==== Entries provided ====
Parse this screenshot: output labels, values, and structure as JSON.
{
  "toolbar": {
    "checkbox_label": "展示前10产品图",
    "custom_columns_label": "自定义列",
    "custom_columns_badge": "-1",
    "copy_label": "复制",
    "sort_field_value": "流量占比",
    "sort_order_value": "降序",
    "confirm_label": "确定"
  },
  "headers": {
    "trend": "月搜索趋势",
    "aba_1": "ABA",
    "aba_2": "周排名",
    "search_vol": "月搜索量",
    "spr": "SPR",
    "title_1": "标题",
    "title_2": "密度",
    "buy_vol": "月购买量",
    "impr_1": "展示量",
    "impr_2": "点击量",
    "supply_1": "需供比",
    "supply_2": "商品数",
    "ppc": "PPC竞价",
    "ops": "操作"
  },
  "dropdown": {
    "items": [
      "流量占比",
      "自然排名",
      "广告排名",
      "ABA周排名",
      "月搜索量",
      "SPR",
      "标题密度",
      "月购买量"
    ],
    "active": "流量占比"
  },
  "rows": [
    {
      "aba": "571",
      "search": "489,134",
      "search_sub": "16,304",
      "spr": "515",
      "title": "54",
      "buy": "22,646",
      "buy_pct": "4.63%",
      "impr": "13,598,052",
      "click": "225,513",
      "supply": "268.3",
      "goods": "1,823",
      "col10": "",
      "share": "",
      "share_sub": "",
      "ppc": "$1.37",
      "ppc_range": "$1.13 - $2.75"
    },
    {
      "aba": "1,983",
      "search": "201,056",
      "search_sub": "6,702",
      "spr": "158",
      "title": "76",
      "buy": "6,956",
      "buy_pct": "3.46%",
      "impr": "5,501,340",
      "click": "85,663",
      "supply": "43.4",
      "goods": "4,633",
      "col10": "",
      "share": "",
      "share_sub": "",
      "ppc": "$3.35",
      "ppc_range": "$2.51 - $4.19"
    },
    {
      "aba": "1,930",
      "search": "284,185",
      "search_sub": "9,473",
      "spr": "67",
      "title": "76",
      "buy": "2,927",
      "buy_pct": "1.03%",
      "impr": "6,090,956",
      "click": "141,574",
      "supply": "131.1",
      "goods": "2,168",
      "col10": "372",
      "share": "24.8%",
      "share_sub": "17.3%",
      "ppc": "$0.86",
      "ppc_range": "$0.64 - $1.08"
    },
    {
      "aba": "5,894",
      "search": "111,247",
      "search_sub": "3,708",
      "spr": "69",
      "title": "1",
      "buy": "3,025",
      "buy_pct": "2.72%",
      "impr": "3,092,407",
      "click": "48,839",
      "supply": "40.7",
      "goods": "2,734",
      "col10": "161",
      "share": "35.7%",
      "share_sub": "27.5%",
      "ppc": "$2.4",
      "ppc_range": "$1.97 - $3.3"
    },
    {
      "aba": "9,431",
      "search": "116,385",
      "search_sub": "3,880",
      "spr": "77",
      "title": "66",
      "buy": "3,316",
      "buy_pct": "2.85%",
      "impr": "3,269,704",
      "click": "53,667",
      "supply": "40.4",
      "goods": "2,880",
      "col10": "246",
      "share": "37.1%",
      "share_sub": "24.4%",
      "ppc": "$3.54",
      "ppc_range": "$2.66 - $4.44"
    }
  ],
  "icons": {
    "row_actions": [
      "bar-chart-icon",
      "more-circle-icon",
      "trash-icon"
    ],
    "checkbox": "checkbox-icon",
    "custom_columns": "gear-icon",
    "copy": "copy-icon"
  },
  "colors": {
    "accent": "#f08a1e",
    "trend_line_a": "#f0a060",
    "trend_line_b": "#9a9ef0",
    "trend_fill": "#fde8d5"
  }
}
====
> _Exercise brief_
Go through the listing and print each line exactly as it appears.

> _Solved exercise_
Parse this screenshot: output labels, values, and structure as JSON.
{
  "toolbar": {
    "checkbox_label": "展示前10产品图",
    "custom_columns_label": "自定义列",
    "custom_columns_badge": "-1",
    "copy_label": "复制",
    "sort_field_value": "流量占比",
    "sort_order_value": "降序",
    "confirm_label": "确定"
  },
  "headers": {
    "trend": "月搜索趋势",
    "aba_1": "ABA",
    "aba_2": "周排名",
    "search_vol": "月搜索量",
    "spr": "SPR",
    "title_1": "标题",
    "title_2": "密度",
    "buy_vol": "月购买量",
    "impr_1": "展示量",
    "impr_2": "点击量",
    "supply_1": "需供比",
    "supply_2": "商品数",
    "ppc": "PPC竞价",
    "ops": "操作"
  },
  "dropdown": {
    "items": [
      "流量占比",
      "自然排名",
      "广告排名",
      "ABA周排名",
      "月搜索量",
      "SPR",
      "标题密度",
      "月购买量"
    ],
    "active": "流量占比"
  },
  "rows": [
    {
      "aba": "571",
      "search": "489,134",
      "search_sub": "16,304",
      "spr": "515",
      "title": "54",
      "buy": "22,646",
      "buy_pct": "4.63%",
      "impr": "13,598,052",
      "click": "225,513",
      "supply": "268.3",
      "goods": "1,823",
      "col10": "",
      "share": "",
      "share_sub": "",
      "ppc": "$1.37",
      "ppc_range": "$1.13 - $2.75"
    },
    {
      "aba": "1,983",
      "search": "201,056",
      "search_sub": "6,702",
      "spr": "158",
      "title": "76",
      "buy": "6,956",
      "buy_pct": "3.46%",
      "impr": "5,501,340",
      "click": "85,663",
      "supply": "43.4",
      "goods": "4,633",
      "col10": "",
      "share": "",
      "share_sub": "",
      "ppc": "$3.35",
      "ppc_range": "$2.51 - $4.19"
    },
    {
      "aba": "1,930",
      "search": "284,185",
      "search_sub": "9,473",
      "spr": "67",
      "title": "76",
      "buy": "2,927",
      "buy_pct": "1.03%",
      "impr": "6,090,956",
      "click": "141,574",
      "supply": "131.1",
      "goods": "2,168",
      "col10": "372",
      "share": "24.8%",
      "share_sub": "17.3%",
      "ppc": "$0.86",
      "ppc_range": "$0.64 - $1.08"
    },
    {
      "aba": "5,894",
      "search": "111,247",
      "search_sub": "3,708",
      "spr": "69",
      "title": "1",
      "buy": "3,025",
      "buy_pct": "2.72%",
      "impr": "3,092,407",
      "click": "48,839",
      "supply": "40.7",
      "goods": "2,734",
      "col10": "161",
      "share": "35.7%",
      "share_sub": "27.5%",
      "ppc": "$2.4",
      "ppc_range": "$1.97 - $3.3"
    },
    {
      "aba": "9,431",
      "search": "116,385",
      "search_sub": "3,880",
      "spr": "77",
      "title": "66",
      "buy": "3,316",
      "buy_pct": "2.85%",
      "impr": "3,269,704",
      "click": "53,667",
      "supply": "40.4",
      "goods": "2,880",
      "col10": "246",
      "share": "37.1%",
      "share_sub": "24.4%",
      "ppc": "$3.54",
      "ppc_range": "$2.66 - $4.44"
    }
  ],
  "icons": {
    "row_actions": [
      "bar-chart-icon",
      "more-circle-icon",
      "trash-icon"
    ],
    "checkbox": "checkbox-icon",
    "custom_columns": "gear-icon",
    "copy": "copy-icon"
  },
  "colors": {
    "accent": "#f08a1e",
    "trend_line_a": "#f0a060",
    "trend_line_b": "#9a9ef0",
    "trend_fill": "#fde8d5"
  }
}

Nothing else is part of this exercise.